■ **Task prompt**
Collect from the data below each line with "phased".

━━━━━━━━━━━━━━━━

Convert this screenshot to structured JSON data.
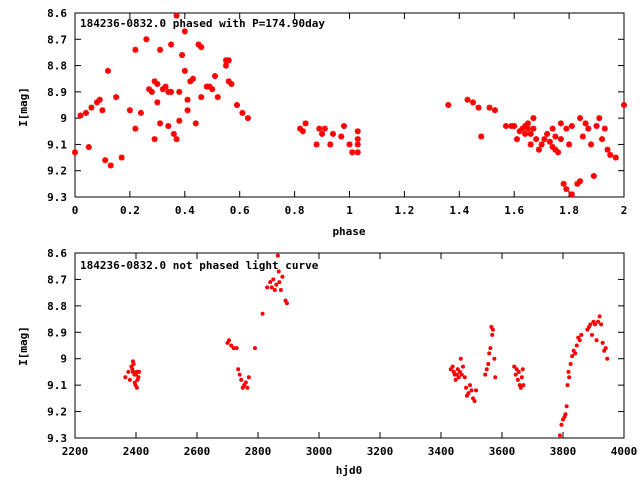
{
  "colors": {
    "marker": "#ff0000",
    "axis": "#000000",
    "background": "#ffffff"
  },
  "chart_data": [
    {
      "type": "scatter",
      "title": "184236-0832.0 phased with P=174.90day",
      "xlabel": "phase",
      "ylabel": "I[mag]",
      "xlim": [
        0,
        2
      ],
      "ylim": [
        8.6,
        9.3
      ],
      "y_inverted": true,
      "grid": false,
      "legend": "none",
      "marker": "asterisk",
      "x_ticks": [
        "0",
        "0.2",
        "0.4",
        "0.6",
        "0.8",
        "1",
        "1.2",
        "1.4",
        "1.6",
        "1.8",
        "2"
      ],
      "y_ticks": [
        "8.6",
        "8.7",
        "8.8",
        "8.9",
        "9",
        "9.1",
        "9.2",
        "9.3"
      ],
      "points": [
        [
          0.0,
          9.13
        ],
        [
          0.02,
          8.99
        ],
        [
          0.04,
          8.98
        ],
        [
          0.05,
          9.11
        ],
        [
          0.06,
          8.96
        ],
        [
          0.08,
          8.94
        ],
        [
          0.09,
          8.93
        ],
        [
          0.1,
          8.97
        ],
        [
          0.11,
          9.16
        ],
        [
          0.12,
          8.82
        ],
        [
          0.13,
          9.18
        ],
        [
          0.15,
          8.92
        ],
        [
          0.17,
          9.15
        ],
        [
          0.2,
          8.97
        ],
        [
          0.22,
          9.04
        ],
        [
          0.22,
          8.74
        ],
        [
          0.24,
          8.98
        ],
        [
          0.26,
          8.7
        ],
        [
          0.27,
          8.89
        ],
        [
          0.28,
          8.9
        ],
        [
          0.29,
          8.86
        ],
        [
          0.29,
          9.08
        ],
        [
          0.3,
          8.87
        ],
        [
          0.3,
          8.94
        ],
        [
          0.31,
          8.74
        ],
        [
          0.31,
          9.02
        ],
        [
          0.32,
          8.89
        ],
        [
          0.33,
          8.88
        ],
        [
          0.34,
          8.9
        ],
        [
          0.34,
          9.03
        ],
        [
          0.35,
          8.72
        ],
        [
          0.35,
          8.9
        ],
        [
          0.36,
          9.06
        ],
        [
          0.37,
          9.08
        ],
        [
          0.37,
          8.61
        ],
        [
          0.38,
          8.9
        ],
        [
          0.38,
          9.01
        ],
        [
          0.39,
          8.76
        ],
        [
          0.4,
          8.82
        ],
        [
          0.4,
          8.67
        ],
        [
          0.41,
          8.97
        ],
        [
          0.41,
          8.93
        ],
        [
          0.42,
          8.86
        ],
        [
          0.43,
          8.85
        ],
        [
          0.44,
          9.02
        ],
        [
          0.45,
          8.72
        ],
        [
          0.46,
          8.92
        ],
        [
          0.46,
          8.73
        ],
        [
          0.48,
          8.88
        ],
        [
          0.49,
          8.88
        ],
        [
          0.5,
          8.89
        ],
        [
          0.51,
          8.84
        ],
        [
          0.52,
          8.92
        ],
        [
          0.55,
          8.78
        ],
        [
          0.55,
          8.8
        ],
        [
          0.56,
          8.86
        ],
        [
          0.56,
          8.78
        ],
        [
          0.57,
          8.87
        ],
        [
          0.59,
          8.95
        ],
        [
          0.61,
          8.98
        ],
        [
          0.63,
          9.0
        ],
        [
          0.82,
          9.04
        ],
        [
          0.83,
          9.05
        ],
        [
          0.84,
          9.02
        ],
        [
          0.88,
          9.1
        ],
        [
          0.89,
          9.04
        ],
        [
          0.9,
          9.06
        ],
        [
          0.91,
          9.04
        ],
        [
          0.93,
          9.1
        ],
        [
          0.94,
          9.06
        ],
        [
          0.97,
          9.07
        ],
        [
          0.98,
          9.03
        ],
        [
          1.0,
          9.1
        ],
        [
          1.01,
          9.13
        ],
        [
          1.03,
          9.13
        ],
        [
          1.03,
          9.05
        ],
        [
          1.03,
          9.08
        ],
        [
          1.03,
          9.1
        ],
        [
          1.36,
          8.95
        ],
        [
          1.43,
          8.93
        ],
        [
          1.45,
          8.94
        ],
        [
          1.47,
          8.96
        ],
        [
          1.48,
          9.07
        ],
        [
          1.51,
          8.96
        ],
        [
          1.53,
          8.97
        ],
        [
          1.57,
          9.03
        ],
        [
          1.59,
          9.03
        ],
        [
          1.6,
          9.03
        ],
        [
          1.61,
          9.08
        ],
        [
          1.62,
          9.05
        ],
        [
          1.63,
          9.04
        ],
        [
          1.64,
          9.03
        ],
        [
          1.64,
          9.06
        ],
        [
          1.65,
          9.04
        ],
        [
          1.65,
          9.02
        ],
        [
          1.66,
          9.06
        ],
        [
          1.66,
          9.1
        ],
        [
          1.67,
          9.0
        ],
        [
          1.67,
          9.04
        ],
        [
          1.68,
          9.08
        ],
        [
          1.69,
          9.12
        ],
        [
          1.7,
          9.1
        ],
        [
          1.71,
          9.08
        ],
        [
          1.72,
          9.06
        ],
        [
          1.73,
          9.09
        ],
        [
          1.74,
          9.04
        ],
        [
          1.74,
          9.11
        ],
        [
          1.75,
          9.07
        ],
        [
          1.75,
          9.12
        ],
        [
          1.76,
          9.13
        ],
        [
          1.77,
          9.08
        ],
        [
          1.77,
          9.02
        ],
        [
          1.78,
          9.25
        ],
        [
          1.79,
          9.04
        ],
        [
          1.79,
          9.27
        ],
        [
          1.8,
          9.1
        ],
        [
          1.81,
          9.03
        ],
        [
          1.81,
          9.29
        ],
        [
          1.83,
          9.25
        ],
        [
          1.84,
          9.0
        ],
        [
          1.84,
          9.24
        ],
        [
          1.85,
          9.07
        ],
        [
          1.86,
          9.02
        ],
        [
          1.87,
          9.04
        ],
        [
          1.88,
          9.1
        ],
        [
          1.89,
          9.22
        ],
        [
          1.9,
          9.03
        ],
        [
          1.91,
          9.0
        ],
        [
          1.92,
          9.08
        ],
        [
          1.93,
          9.04
        ],
        [
          1.94,
          9.12
        ],
        [
          1.95,
          9.14
        ],
        [
          1.97,
          9.15
        ],
        [
          2.0,
          8.95
        ]
      ]
    },
    {
      "type": "scatter",
      "title": "184236-0832.0 not phased light curve",
      "xlabel": "hjd0",
      "ylabel": "I[mag]",
      "xlim": [
        2200,
        4000
      ],
      "ylim": [
        8.6,
        9.3
      ],
      "y_inverted": true,
      "grid": false,
      "legend": "none",
      "marker": "dot",
      "x_ticks": [
        "2200",
        "2400",
        "2600",
        "2800",
        "3000",
        "3200",
        "3400",
        "3600",
        "3800",
        "4000"
      ],
      "y_ticks": [
        "8.6",
        "8.7",
        "8.8",
        "8.9",
        "9",
        "9.1",
        "9.2",
        "9.3"
      ],
      "points": [
        [
          2365,
          9.07
        ],
        [
          2375,
          9.05
        ],
        [
          2380,
          9.08
        ],
        [
          2385,
          9.03
        ],
        [
          2388,
          9.04
        ],
        [
          2390,
          9.05
        ],
        [
          2392,
          9.02
        ],
        [
          2395,
          9.06
        ],
        [
          2398,
          9.1
        ],
        [
          2400,
          9.06
        ],
        [
          2402,
          9.05
        ],
        [
          2405,
          9.08
        ],
        [
          2408,
          9.07
        ],
        [
          2410,
          9.05
        ],
        [
          2390,
          9.01
        ],
        [
          2396,
          9.09
        ],
        [
          2403,
          9.11
        ],
        [
          2700,
          8.94
        ],
        [
          2705,
          8.93
        ],
        [
          2712,
          8.95
        ],
        [
          2720,
          8.96
        ],
        [
          2730,
          8.96
        ],
        [
          2735,
          9.04
        ],
        [
          2740,
          9.06
        ],
        [
          2745,
          9.08
        ],
        [
          2750,
          9.11
        ],
        [
          2755,
          9.1
        ],
        [
          2760,
          9.09
        ],
        [
          2765,
          9.11
        ],
        [
          2770,
          9.07
        ],
        [
          2790,
          8.96
        ],
        [
          2815,
          8.83
        ],
        [
          2830,
          8.73
        ],
        [
          2840,
          8.71
        ],
        [
          2845,
          8.73
        ],
        [
          2850,
          8.7
        ],
        [
          2855,
          8.74
        ],
        [
          2860,
          8.72
        ],
        [
          2865,
          8.61
        ],
        [
          2868,
          8.67
        ],
        [
          2870,
          8.71
        ],
        [
          2875,
          8.74
        ],
        [
          2880,
          8.69
        ],
        [
          2890,
          8.78
        ],
        [
          2895,
          8.79
        ],
        [
          3432,
          9.04
        ],
        [
          3438,
          9.03
        ],
        [
          3442,
          9.05
        ],
        [
          3445,
          9.06
        ],
        [
          3448,
          9.08
        ],
        [
          3452,
          9.06
        ],
        [
          3455,
          9.04
        ],
        [
          3458,
          9.07
        ],
        [
          3462,
          9.05
        ],
        [
          3465,
          9.0
        ],
        [
          3468,
          9.06
        ],
        [
          3472,
          9.03
        ],
        [
          3478,
          9.07
        ],
        [
          3482,
          9.11
        ],
        [
          3485,
          9.14
        ],
        [
          3490,
          9.13
        ],
        [
          3495,
          9.1
        ],
        [
          3500,
          9.12
        ],
        [
          3505,
          9.15
        ],
        [
          3510,
          9.16
        ],
        [
          3515,
          9.12
        ],
        [
          3545,
          9.06
        ],
        [
          3550,
          9.04
        ],
        [
          3555,
          9.02
        ],
        [
          3558,
          8.98
        ],
        [
          3562,
          8.96
        ],
        [
          3565,
          8.88
        ],
        [
          3568,
          8.91
        ],
        [
          3570,
          8.89
        ],
        [
          3575,
          9.0
        ],
        [
          3578,
          9.07
        ],
        [
          3640,
          9.03
        ],
        [
          3645,
          9.06
        ],
        [
          3648,
          9.04
        ],
        [
          3652,
          9.08
        ],
        [
          3655,
          9.05
        ],
        [
          3658,
          9.1
        ],
        [
          3662,
          9.11
        ],
        [
          3665,
          9.07
        ],
        [
          3668,
          9.04
        ],
        [
          3670,
          9.1
        ],
        [
          3790,
          9.29
        ],
        [
          3795,
          9.25
        ],
        [
          3800,
          9.23
        ],
        [
          3805,
          9.22
        ],
        [
          3808,
          9.21
        ],
        [
          3812,
          9.18
        ],
        [
          3815,
          9.1
        ],
        [
          3818,
          9.05
        ],
        [
          3820,
          9.07
        ],
        [
          3825,
          9.02
        ],
        [
          3830,
          8.99
        ],
        [
          3835,
          8.97
        ],
        [
          3840,
          8.98
        ],
        [
          3845,
          8.95
        ],
        [
          3850,
          8.92
        ],
        [
          3855,
          8.93
        ],
        [
          3860,
          8.91
        ],
        [
          3880,
          8.89
        ],
        [
          3885,
          8.88
        ],
        [
          3890,
          8.87
        ],
        [
          3895,
          8.91
        ],
        [
          3900,
          8.86
        ],
        [
          3905,
          8.87
        ],
        [
          3910,
          8.93
        ],
        [
          3915,
          8.86
        ],
        [
          3920,
          8.84
        ],
        [
          3925,
          8.87
        ],
        [
          3930,
          8.94
        ],
        [
          3935,
          8.97
        ],
        [
          3940,
          8.96
        ],
        [
          3945,
          9.0
        ]
      ]
    }
  ]
}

━━━━━━━━━━━━━━━━

■ **Result**
      "title": "184236-0832.0 phased with P=174.90day",
      "title": "184236-0832.0 not phased light curve",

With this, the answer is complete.